EXERCISE DIRECTIONS:
Copy out all the lines in the records that include the word "JSON".
• • • • •
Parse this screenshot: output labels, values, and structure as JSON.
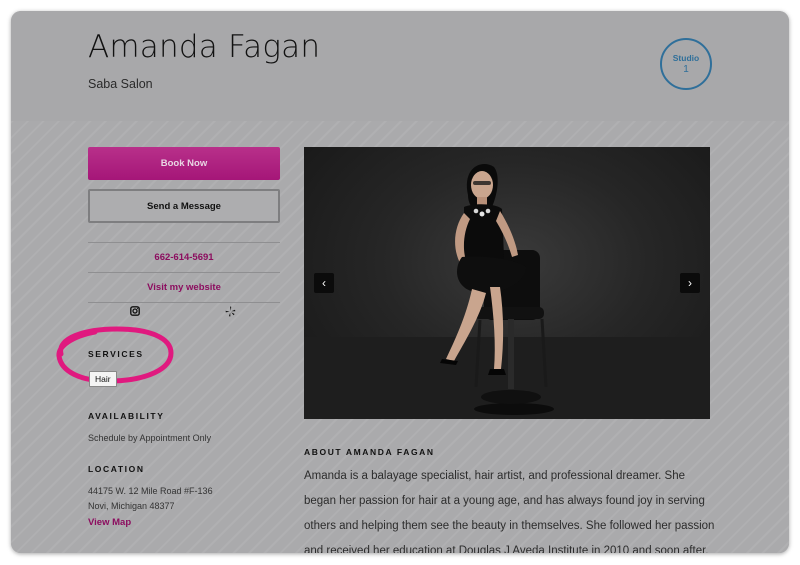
{
  "header": {
    "name": "Amanda Fagan",
    "salon": "Saba Salon",
    "studio_label": "Studio",
    "studio_number": "1"
  },
  "sidebar": {
    "book_label": "Book Now",
    "message_label": "Send a Message",
    "phone": "662-614-5691",
    "website_label": "Visit my website",
    "social_icons": [
      "instagram-icon",
      "yelp-icon"
    ],
    "services_title": "SERVICES",
    "services": [
      "Hair"
    ],
    "availability_title": "AVAILABILITY",
    "availability": "Schedule by Appointment Only",
    "location_title": "LOCATION",
    "address_line1": "44175 W. 12 Mile Road #F-136",
    "address_line2": "Novi, Michigan 48377",
    "map_label": "View Map"
  },
  "main": {
    "prev_icon": "chevron-left-icon",
    "next_icon": "chevron-right-icon",
    "about_title": "ABOUT AMANDA FAGAN",
    "about_text": "Amanda is a balayage specialist, hair artist, and professional dreamer. She began her passion for hair at a young age, and has always found joy in serving others and helping them see the beauty in themselves. She followed her passion and received her education at Douglas J Aveda Institute in 2010 and soon after,"
  },
  "colors": {
    "accent": "#a51678",
    "link": "#8c0d5f",
    "badge": "#2f6f9a",
    "highlight": "#e0197f"
  }
}
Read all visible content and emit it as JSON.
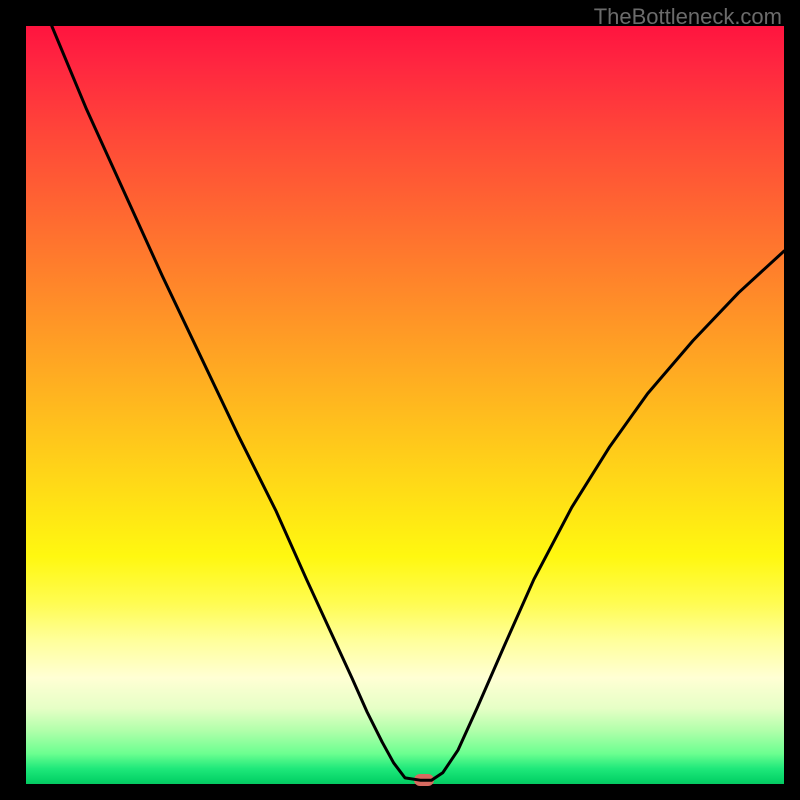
{
  "watermark": "TheBottleneck.com",
  "chart_data": {
    "type": "line",
    "title": "",
    "xlabel": "",
    "ylabel": "",
    "xlim": [
      0,
      100
    ],
    "ylim": [
      0,
      100
    ],
    "grid": false,
    "series": [
      {
        "name": "curve",
        "x": [
          3.4,
          8,
          13,
          18,
          23,
          28,
          33,
          37,
          40,
          43,
          45,
          47,
          48.5,
          50,
          52,
          53.5,
          55,
          57,
          59.5,
          63,
          67,
          72,
          77,
          82,
          88,
          94,
          100
        ],
        "y": [
          100,
          89,
          78,
          67,
          56.5,
          46,
          36,
          27,
          20.5,
          14,
          9.5,
          5.5,
          2.8,
          0.8,
          0.5,
          0.5,
          1.5,
          4.5,
          10,
          18,
          27,
          36.5,
          44.5,
          51.5,
          58.5,
          64.8,
          70.3
        ]
      }
    ],
    "marker": {
      "x": 52.5,
      "y": 0.5
    },
    "gradient_stops": [
      {
        "pos": 0,
        "color": "#ff143f"
      },
      {
        "pos": 50,
        "color": "#ffc21c"
      },
      {
        "pos": 80,
        "color": "#ffff9a"
      },
      {
        "pos": 100,
        "color": "#06c862"
      }
    ]
  }
}
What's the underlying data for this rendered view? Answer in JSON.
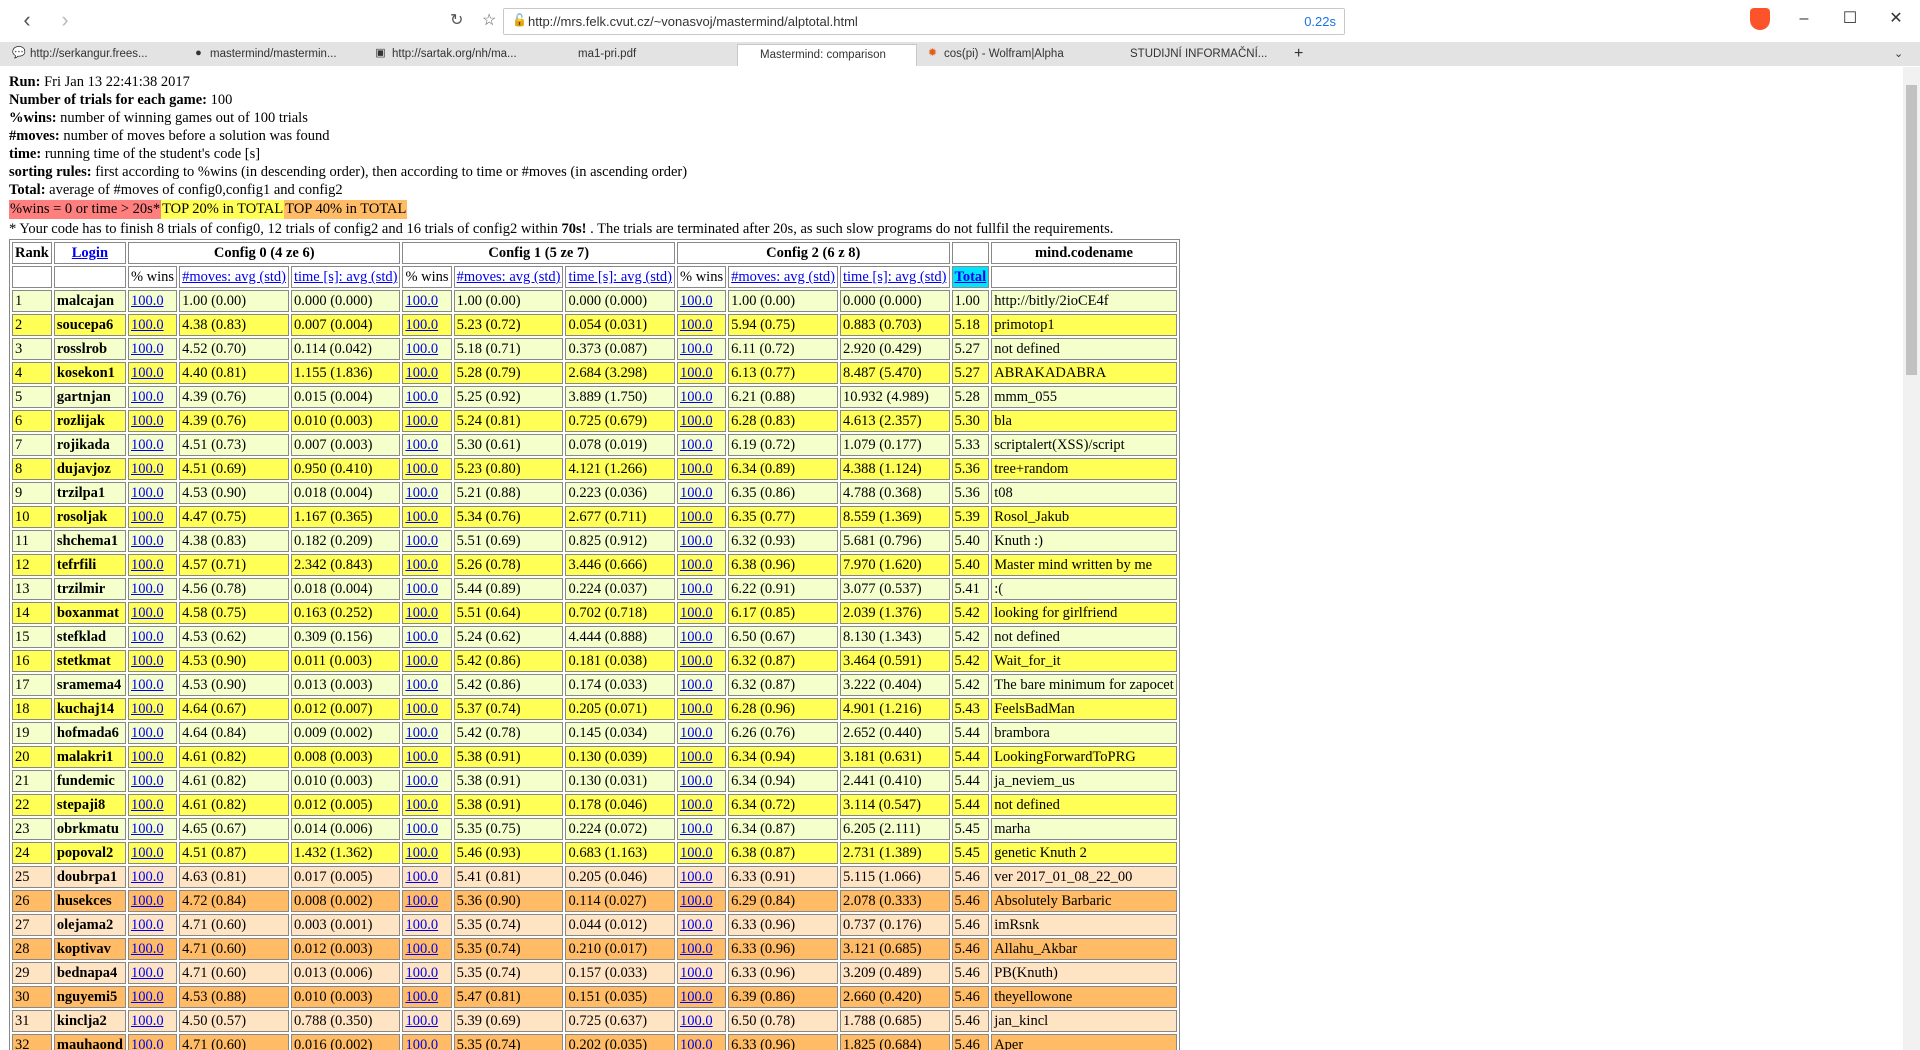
{
  "browser": {
    "url": "http://mrs.felk.cvut.cz/~vonasvoj/mastermind/alptotal.html",
    "load_time": "0.22s",
    "tabs": [
      {
        "label": "http://serkangur.frees...",
        "icon": "bubble-icon"
      },
      {
        "label": "mastermind/mastermin...",
        "icon": "github-icon"
      },
      {
        "label": "http://sartak.org/nh/ma...",
        "icon": "image-icon"
      },
      {
        "label": "ma1-pri.pdf",
        "icon": ""
      },
      {
        "label": "Mastermind: comparison",
        "icon": ""
      },
      {
        "label": "cos(pi) - Wolfram|Alpha",
        "icon": "wolfram-icon"
      },
      {
        "label": "STUDIJNÍ INFORMAČNÍ...",
        "icon": ""
      }
    ]
  },
  "info": {
    "run_label": "Run:",
    "run_value": " Fri Jan 13 22:41:38 2017",
    "trials_label": "Number of trials for each game:",
    "trials_value": " 100",
    "wins_label": "%wins:",
    "wins_value": " number of winning games out of 100 trials",
    "moves_label": "#moves:",
    "moves_value": " number of moves before a solution was found",
    "time_label": "time:",
    "time_value": " running time of the student's code [s]",
    "sort_label": "sorting rules:",
    "sort_value": " first according to %wins (in descending order), then according to time or #moves (in ascending order)",
    "total_label": "Total:",
    "total_value": " average of #moves of config0,config1 and config2"
  },
  "legend": {
    "red": "%wins = 0 or time > 20s*",
    "yellow": "TOP 20% in TOTAL",
    "orange": "TOP 40% in TOTAL"
  },
  "note": {
    "part1": "* Your code has to finish 8 trials of config0, 12 trials of config2 and 16 trials of config2 within ",
    "bold": "70s!",
    "part2": " . The trials are terminated after 20s, as such slow programs do not fullfil the requirements."
  },
  "table": {
    "headers": {
      "rank": "Rank",
      "login": "Login",
      "config0": "Config 0 (4 ze 6)",
      "config1": "Config 1 (5 ze 7)",
      "config2": "Config 2 (6 z 8)",
      "codename": "mind.codename"
    },
    "subheaders": {
      "wins": "% wins",
      "moves": "#moves: avg (std)",
      "time": "time [s]: avg (std)",
      "total": "Total"
    },
    "rows": [
      [
        "1",
        "malcajan",
        "100.0",
        "1.00 (0.00)",
        "0.000 (0.000)",
        "100.0",
        "1.00 (0.00)",
        "0.000 (0.000)",
        "100.0",
        "1.00 (0.00)",
        "0.000 (0.000)",
        "1.00",
        "http://bitly/2ioCE4f"
      ],
      [
        "2",
        "soucepa6",
        "100.0",
        "4.38 (0.83)",
        "0.007 (0.004)",
        "100.0",
        "5.23 (0.72)",
        "0.054 (0.031)",
        "100.0",
        "5.94 (0.75)",
        "0.883 (0.703)",
        "5.18",
        "primotop1"
      ],
      [
        "3",
        "rosslrob",
        "100.0",
        "4.52 (0.70)",
        "0.114 (0.042)",
        "100.0",
        "5.18 (0.71)",
        "0.373 (0.087)",
        "100.0",
        "6.11 (0.72)",
        "2.920 (0.429)",
        "5.27",
        "not defined"
      ],
      [
        "4",
        "kosekon1",
        "100.0",
        "4.40 (0.81)",
        "1.155 (1.836)",
        "100.0",
        "5.28 (0.79)",
        "2.684 (3.298)",
        "100.0",
        "6.13 (0.77)",
        "8.487 (5.470)",
        "5.27",
        "ABRAKADABRA"
      ],
      [
        "5",
        "gartnjan",
        "100.0",
        "4.39 (0.76)",
        "0.015 (0.004)",
        "100.0",
        "5.25 (0.92)",
        "3.889 (1.750)",
        "100.0",
        "6.21 (0.88)",
        "10.932 (4.989)",
        "5.28",
        "mmm_055"
      ],
      [
        "6",
        "rozlijak",
        "100.0",
        "4.39 (0.76)",
        "0.010 (0.003)",
        "100.0",
        "5.24 (0.81)",
        "0.725 (0.679)",
        "100.0",
        "6.28 (0.83)",
        "4.613 (2.357)",
        "5.30",
        "bla"
      ],
      [
        "7",
        "rojikada",
        "100.0",
        "4.51 (0.73)",
        "0.007 (0.003)",
        "100.0",
        "5.30 (0.61)",
        "0.078 (0.019)",
        "100.0",
        "6.19 (0.72)",
        "1.079 (0.177)",
        "5.33",
        "scriptalert(XSS)/script"
      ],
      [
        "8",
        "dujavjoz",
        "100.0",
        "4.51 (0.69)",
        "0.950 (0.410)",
        "100.0",
        "5.23 (0.80)",
        "4.121 (1.266)",
        "100.0",
        "6.34 (0.89)",
        "4.388 (1.124)",
        "5.36",
        "tree+random"
      ],
      [
        "9",
        "trzilpa1",
        "100.0",
        "4.53 (0.90)",
        "0.018 (0.004)",
        "100.0",
        "5.21 (0.88)",
        "0.223 (0.036)",
        "100.0",
        "6.35 (0.86)",
        "4.788 (0.368)",
        "5.36",
        "t08"
      ],
      [
        "10",
        "rosoljak",
        "100.0",
        "4.47 (0.75)",
        "1.167 (0.365)",
        "100.0",
        "5.34 (0.76)",
        "2.677 (0.711)",
        "100.0",
        "6.35 (0.77)",
        "8.559 (1.369)",
        "5.39",
        "Rosol_Jakub"
      ],
      [
        "11",
        "shchema1",
        "100.0",
        "4.38 (0.83)",
        "0.182 (0.209)",
        "100.0",
        "5.51 (0.69)",
        "0.825 (0.912)",
        "100.0",
        "6.32 (0.93)",
        "5.681 (0.796)",
        "5.40",
        "Knuth :)"
      ],
      [
        "12",
        "tefrfili",
        "100.0",
        "4.57 (0.71)",
        "2.342 (0.843)",
        "100.0",
        "5.26 (0.78)",
        "3.446 (0.666)",
        "100.0",
        "6.38 (0.96)",
        "7.970 (1.620)",
        "5.40",
        "Master mind written by me"
      ],
      [
        "13",
        "trzilmir",
        "100.0",
        "4.56 (0.78)",
        "0.018 (0.004)",
        "100.0",
        "5.44 (0.89)",
        "0.224 (0.037)",
        "100.0",
        "6.22 (0.91)",
        "3.077 (0.537)",
        "5.41",
        ":("
      ],
      [
        "14",
        "boxanmat",
        "100.0",
        "4.58 (0.75)",
        "0.163 (0.252)",
        "100.0",
        "5.51 (0.64)",
        "0.702 (0.718)",
        "100.0",
        "6.17 (0.85)",
        "2.039 (1.376)",
        "5.42",
        "looking for girlfriend"
      ],
      [
        "15",
        "stefklad",
        "100.0",
        "4.53 (0.62)",
        "0.309 (0.156)",
        "100.0",
        "5.24 (0.62)",
        "4.444 (0.888)",
        "100.0",
        "6.50 (0.67)",
        "8.130 (1.343)",
        "5.42",
        "not defined"
      ],
      [
        "16",
        "stetkmat",
        "100.0",
        "4.53 (0.90)",
        "0.011 (0.003)",
        "100.0",
        "5.42 (0.86)",
        "0.181 (0.038)",
        "100.0",
        "6.32 (0.87)",
        "3.464 (0.591)",
        "5.42",
        "Wait_for_it"
      ],
      [
        "17",
        "sramema4",
        "100.0",
        "4.53 (0.90)",
        "0.013 (0.003)",
        "100.0",
        "5.42 (0.86)",
        "0.174 (0.033)",
        "100.0",
        "6.32 (0.87)",
        "3.222 (0.404)",
        "5.42",
        "The bare minimum for zapocet"
      ],
      [
        "18",
        "kuchaj14",
        "100.0",
        "4.64 (0.67)",
        "0.012 (0.007)",
        "100.0",
        "5.37 (0.74)",
        "0.205 (0.071)",
        "100.0",
        "6.28 (0.96)",
        "4.901 (1.216)",
        "5.43",
        "FeelsBadMan"
      ],
      [
        "19",
        "hofmada6",
        "100.0",
        "4.64 (0.84)",
        "0.009 (0.002)",
        "100.0",
        "5.42 (0.78)",
        "0.145 (0.034)",
        "100.0",
        "6.26 (0.76)",
        "2.652 (0.440)",
        "5.44",
        "brambora"
      ],
      [
        "20",
        "malakri1",
        "100.0",
        "4.61 (0.82)",
        "0.008 (0.003)",
        "100.0",
        "5.38 (0.91)",
        "0.130 (0.039)",
        "100.0",
        "6.34 (0.94)",
        "3.181 (0.631)",
        "5.44",
        "LookingForwardToPRG"
      ],
      [
        "21",
        "fundemic",
        "100.0",
        "4.61 (0.82)",
        "0.010 (0.003)",
        "100.0",
        "5.38 (0.91)",
        "0.130 (0.031)",
        "100.0",
        "6.34 (0.94)",
        "2.441 (0.410)",
        "5.44",
        "ja_neviem_us"
      ],
      [
        "22",
        "stepaji8",
        "100.0",
        "4.61 (0.82)",
        "0.012 (0.005)",
        "100.0",
        "5.38 (0.91)",
        "0.178 (0.046)",
        "100.0",
        "6.34 (0.72)",
        "3.114 (0.547)",
        "5.44",
        "not defined"
      ],
      [
        "23",
        "obrkmatu",
        "100.0",
        "4.65 (0.67)",
        "0.014 (0.006)",
        "100.0",
        "5.35 (0.75)",
        "0.224 (0.072)",
        "100.0",
        "6.34 (0.87)",
        "6.205 (2.111)",
        "5.45",
        "marha"
      ],
      [
        "24",
        "popoval2",
        "100.0",
        "4.51 (0.87)",
        "1.432 (1.362)",
        "100.0",
        "5.46 (0.93)",
        "0.683 (1.163)",
        "100.0",
        "6.38 (0.87)",
        "2.731 (1.389)",
        "5.45",
        "genetic Knuth 2"
      ],
      [
        "25",
        "doubrpa1",
        "100.0",
        "4.63 (0.81)",
        "0.017 (0.005)",
        "100.0",
        "5.41 (0.81)",
        "0.205 (0.046)",
        "100.0",
        "6.33 (0.91)",
        "5.115 (1.066)",
        "5.46",
        "ver 2017_01_08_22_00"
      ],
      [
        "26",
        "husekces",
        "100.0",
        "4.72 (0.84)",
        "0.008 (0.002)",
        "100.0",
        "5.36 (0.90)",
        "0.114 (0.027)",
        "100.0",
        "6.29 (0.84)",
        "2.078 (0.333)",
        "5.46",
        "Absolutely Barbaric"
      ],
      [
        "27",
        "olejama2",
        "100.0",
        "4.71 (0.60)",
        "0.003 (0.001)",
        "100.0",
        "5.35 (0.74)",
        "0.044 (0.012)",
        "100.0",
        "6.33 (0.96)",
        "0.737 (0.176)",
        "5.46",
        "imRsnk"
      ],
      [
        "28",
        "koptivav",
        "100.0",
        "4.71 (0.60)",
        "0.012 (0.003)",
        "100.0",
        "5.35 (0.74)",
        "0.210 (0.017)",
        "100.0",
        "6.33 (0.96)",
        "3.121 (0.685)",
        "5.46",
        "Allahu_Akbar"
      ],
      [
        "29",
        "bednapa4",
        "100.0",
        "4.71 (0.60)",
        "0.013 (0.006)",
        "100.0",
        "5.35 (0.74)",
        "0.157 (0.033)",
        "100.0",
        "6.33 (0.96)",
        "3.209 (0.489)",
        "5.46",
        "PB(Knuth)"
      ],
      [
        "30",
        "nguyemi5",
        "100.0",
        "4.53 (0.88)",
        "0.010 (0.003)",
        "100.0",
        "5.47 (0.81)",
        "0.151 (0.035)",
        "100.0",
        "6.39 (0.86)",
        "2.660 (0.420)",
        "5.46",
        "theyellowone"
      ],
      [
        "31",
        "kinclja2",
        "100.0",
        "4.50 (0.57)",
        "0.788 (0.350)",
        "100.0",
        "5.39 (0.69)",
        "0.725 (0.637)",
        "100.0",
        "6.50 (0.78)",
        "1.788 (0.685)",
        "5.46",
        "jan_kincl"
      ],
      [
        "32",
        "mauhaond",
        "100.0",
        "4.71 (0.60)",
        "0.016 (0.002)",
        "100.0",
        "5.35 (0.74)",
        "0.202 (0.035)",
        "100.0",
        "6.33 (0.96)",
        "1.825 (0.684)",
        "5.46",
        "Aper"
      ]
    ],
    "row_colors": [
      "c0",
      "c1",
      "c0",
      "c1",
      "c0",
      "c1",
      "c0",
      "c1",
      "c0",
      "c1",
      "c0",
      "c1",
      "c0",
      "c1",
      "c0",
      "c1",
      "c0",
      "c1",
      "c0",
      "c1",
      "c0",
      "c1",
      "c0",
      "c1",
      "c2",
      "c3",
      "c2",
      "c3",
      "c2",
      "c3",
      "c2",
      "c3"
    ]
  }
}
• • • • •
EXERCISE RESPONSE:
Parse this screenshot: output labels, values, and structure as JSON.
Read all visible content and emit it as JSON.
What's the underlying data for this rendered view? Answer in JSON.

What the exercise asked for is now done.